● Work to complete
Provide nothing beyond the count of lines that include the string "thumbs".

● Input material

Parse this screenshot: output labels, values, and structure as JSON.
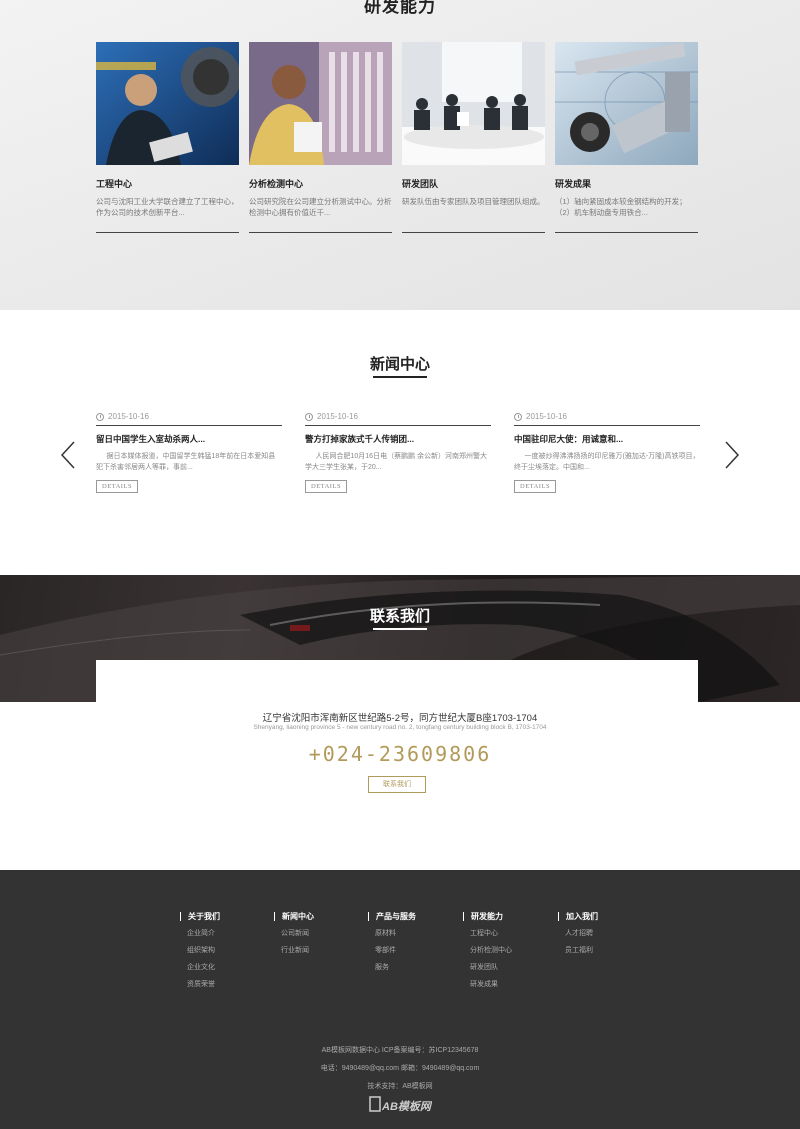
{
  "rd": {
    "title": "研发能力",
    "cards": [
      {
        "name": "工程中心",
        "desc": "公司与沈阳工业大学联合建立了工程中心，作为公司的技术创新平台..."
      },
      {
        "name": "分析检测中心",
        "desc": "公司研究院在公司建立分析测试中心。分析检测中心拥有价值近千..."
      },
      {
        "name": "研发团队",
        "desc": "研发队伍由专家团队及项目管理团队组成。"
      },
      {
        "name": "研发成果",
        "desc": "（1）轴向紧固成本较金钢结构的开发；（2）机车制动盘专用铁合..."
      }
    ]
  },
  "news": {
    "title": "新闻中心",
    "items": [
      {
        "date": "2015-10-16",
        "headline": "留日中国学生入室劫杀两人...",
        "body": "据日本媒体报道，中国留学生韩猛18年前在日本爱知县犯下杀害邻居两人等罪，事前...",
        "button": "DETAILS"
      },
      {
        "date": "2015-10-16",
        "headline": "警方打掉家族式千人传销团...",
        "body": "人民网合肥10月16日电（蔡鹏鹏 余公新）河南郑州警大学大三学生张某，于20...",
        "button": "DETAILS"
      },
      {
        "date": "2015-10-16",
        "headline": "中国驻印尼大使：用诚意和...",
        "body": "一度被炒得沸沸扬扬的印尼雅万(雅加达-万隆)高铁项目，终于尘埃落定。中国和...",
        "button": "DETAILS"
      }
    ]
  },
  "contact": {
    "title": "联系我们",
    "address": "辽宁省沈阳市浑南新区世纪路5-2号，同方世纪大厦B座1703-1704",
    "address_en": "Shenyang, liaoning province 5 - new century road no. 2, tongfang century building block B, 1703-1704",
    "phone": "+024-23609806",
    "button": "联系我们"
  },
  "footer": {
    "columns": [
      {
        "title": "关于我们",
        "items": [
          "企业简介",
          "组织架构",
          "企业文化",
          "资质荣誉"
        ]
      },
      {
        "title": "新闻中心",
        "items": [
          "公司新闻",
          "行业新闻"
        ]
      },
      {
        "title": "产品与服务",
        "items": [
          "原材料",
          "零部件",
          "服务"
        ]
      },
      {
        "title": "研发能力",
        "items": [
          "工程中心",
          "分析检测中心",
          "研发团队",
          "研发成果"
        ]
      },
      {
        "title": "加入我们",
        "items": [
          "人才招聘",
          "员工福利"
        ]
      }
    ],
    "copyright": "AB模板网数据中心 ICP备案编号：苏ICP12345678",
    "contact_line": "电话：9490489@qq.com 邮箱：9490489@qq.com",
    "support": "技术支持：AB模板网",
    "logo_text": "AB模板网"
  },
  "colors": {
    "accent_gold": "#b29a5a",
    "footer_bg": "#333333"
  }
}
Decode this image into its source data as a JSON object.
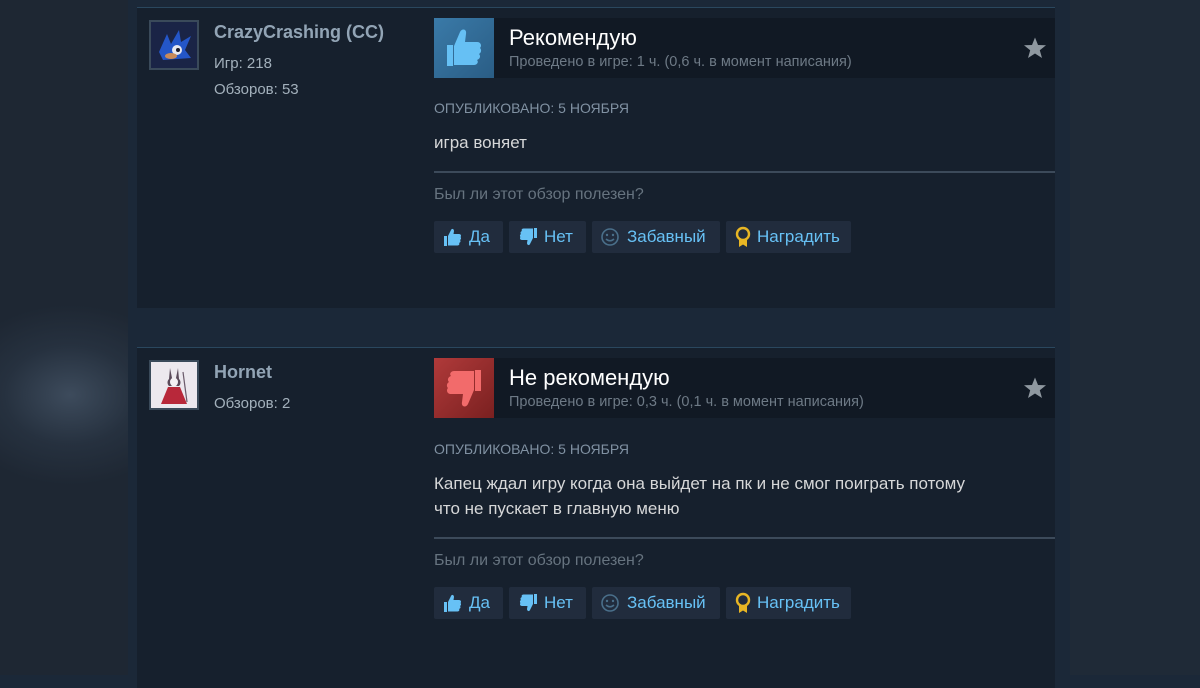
{
  "reviews": [
    {
      "username": "CrazyCrashing (CC)",
      "stats": [
        "Игр: 218",
        "Обзоров: 53"
      ],
      "verdict": "Рекомендую",
      "recommended": true,
      "hours": "Проведено в игре: 1 ч. (0,6 ч. в момент написания)",
      "posted": "ОПУБЛИКОВАНО: 5 НОЯБРЯ",
      "text": "игра воняет",
      "helpful_question": "Был ли этот обзор полезен?",
      "buttons": {
        "yes": "Да",
        "no": "Нет",
        "funny": "Забавный",
        "award": "Наградить"
      }
    },
    {
      "username": "Hornet",
      "stats": [
        "Обзоров: 2"
      ],
      "verdict": "Не рекомендую",
      "recommended": false,
      "hours": "Проведено в игре: 0,3 ч. (0,1 ч. в момент написания)",
      "posted": "ОПУБЛИКОВАНО: 5 НОЯБРЯ",
      "text_lines": [
        "Капец ждал игру когда она выйдет на пк и не смог поиграть потому",
        "что не пускает в главную меню"
      ],
      "helpful_question": "Был ли этот обзор полезен?",
      "buttons": {
        "yes": "Да",
        "no": "Нет",
        "funny": "Забавный",
        "award": "Наградить"
      }
    }
  ],
  "colors": {
    "background": "#1b2838",
    "card": "#16202d",
    "link_blue": "#67c1f5",
    "thumb_up": "#3a7aa8",
    "thumb_down": "#b03a3a",
    "award_gold": "#e8b624"
  },
  "icons": {
    "avatar_1": "sonic-avatar-icon",
    "avatar_2": "hornet-avatar-icon",
    "thumb_up": "thumbs-up-icon",
    "thumb_down": "thumbs-down-icon",
    "star": "star-icon",
    "funny": "smiley-icon",
    "award": "award-medal-icon"
  }
}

● Answer to the exercise
2